▶ _EXERCISE TASK_:
Set down each record exactly as written.

--------------------------------------------------

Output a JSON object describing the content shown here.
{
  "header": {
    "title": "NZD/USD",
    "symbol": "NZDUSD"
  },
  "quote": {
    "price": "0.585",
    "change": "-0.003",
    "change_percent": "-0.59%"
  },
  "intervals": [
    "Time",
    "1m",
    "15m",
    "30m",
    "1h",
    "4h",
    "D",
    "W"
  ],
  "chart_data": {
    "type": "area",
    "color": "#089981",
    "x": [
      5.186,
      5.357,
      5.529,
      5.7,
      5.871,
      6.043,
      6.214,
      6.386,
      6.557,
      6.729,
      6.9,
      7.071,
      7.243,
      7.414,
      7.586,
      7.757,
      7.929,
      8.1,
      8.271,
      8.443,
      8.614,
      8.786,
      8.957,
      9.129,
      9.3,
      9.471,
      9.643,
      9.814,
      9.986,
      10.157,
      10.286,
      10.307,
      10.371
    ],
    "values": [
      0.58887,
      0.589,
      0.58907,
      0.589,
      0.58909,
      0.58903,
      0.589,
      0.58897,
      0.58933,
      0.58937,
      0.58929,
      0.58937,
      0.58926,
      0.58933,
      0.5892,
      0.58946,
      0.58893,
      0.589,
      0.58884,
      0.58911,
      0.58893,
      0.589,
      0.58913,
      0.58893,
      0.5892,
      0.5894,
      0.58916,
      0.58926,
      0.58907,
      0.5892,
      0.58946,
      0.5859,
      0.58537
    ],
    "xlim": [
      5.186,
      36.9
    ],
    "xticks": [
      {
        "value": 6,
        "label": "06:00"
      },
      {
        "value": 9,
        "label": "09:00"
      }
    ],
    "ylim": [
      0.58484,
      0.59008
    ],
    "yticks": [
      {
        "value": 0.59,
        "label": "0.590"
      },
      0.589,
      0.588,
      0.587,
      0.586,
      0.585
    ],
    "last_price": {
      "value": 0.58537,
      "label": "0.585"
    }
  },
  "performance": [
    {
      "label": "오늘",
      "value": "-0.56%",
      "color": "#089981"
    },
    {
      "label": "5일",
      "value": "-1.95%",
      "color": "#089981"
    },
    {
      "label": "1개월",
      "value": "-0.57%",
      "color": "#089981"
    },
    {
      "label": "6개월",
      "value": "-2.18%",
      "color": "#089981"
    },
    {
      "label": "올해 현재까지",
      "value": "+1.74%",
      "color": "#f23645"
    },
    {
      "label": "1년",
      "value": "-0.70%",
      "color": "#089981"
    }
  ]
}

--------------------------------------------------

▶ _TASK RESULT_:
Output a JSON object describing the content shown here.
{
  "header": {
    "title": "NZD/USD",
    "symbol": "NZDUSD"
  },
  "quote": {
    "price": "0.585",
    "change": "-0.003",
    "change_percent": "-0.59%"
  },
  "intervals": [
    "Time",
    "1m",
    "15m",
    "30m",
    "1h",
    "4h",
    "D",
    "W"
  ],
  "chart_data": {
    "type": "area",
    "color": "#089981",
    "x": [
      5.186,
      5.357,
      5.529,
      5.7,
      5.871,
      6.043,
      6.214,
      6.386,
      6.557,
      6.729,
      6.9,
      7.071,
      7.243,
      7.414,
      7.586,
      7.757,
      7.929,
      8.1,
      8.271,
      8.443,
      8.614,
      8.786,
      8.957,
      9.129,
      9.3,
      9.471,
      9.643,
      9.814,
      9.986,
      10.157,
      10.286,
      10.307,
      10.371
    ],
    "values": [
      0.58887,
      0.589,
      0.58907,
      0.589,
      0.58909,
      0.58903,
      0.589,
      0.58897,
      0.58933,
      0.58937,
      0.58929,
      0.58937,
      0.58926,
      0.58933,
      0.5892,
      0.58946,
      0.58893,
      0.589,
      0.58884,
      0.58911,
      0.58893,
      0.589,
      0.58913,
      0.58893,
      0.5892,
      0.5894,
      0.58916,
      0.58926,
      0.58907,
      0.5892,
      0.58946,
      0.5859,
      0.58537
    ],
    "xlim": [
      5.186,
      36.9
    ],
    "xticks": [
      {
        "value": 6,
        "label": "06:00"
      },
      {
        "value": 9,
        "label": "09:00"
      }
    ],
    "ylim": [
      0.58484,
      0.59008
    ],
    "yticks": [
      {
        "value": 0.59,
        "label": "0.590"
      },
      0.589,
      0.588,
      0.587,
      0.586,
      0.585
    ],
    "last_price": {
      "value": 0.58537,
      "label": "0.585"
    }
  },
  "performance": [
    {
      "label": "오늘",
      "value": "-0.56%",
      "color": "#089981"
    },
    {
      "label": "5일",
      "value": "-1.95%",
      "color": "#089981"
    },
    {
      "label": "1개월",
      "value": "-0.57%",
      "color": "#089981"
    },
    {
      "label": "6개월",
      "value": "-2.18%",
      "color": "#089981"
    },
    {
      "label": "올해 현재까지",
      "value": "+1.74%",
      "color": "#f23645"
    },
    {
      "label": "1년",
      "value": "-0.70%",
      "color": "#089981"
    }
  ]
}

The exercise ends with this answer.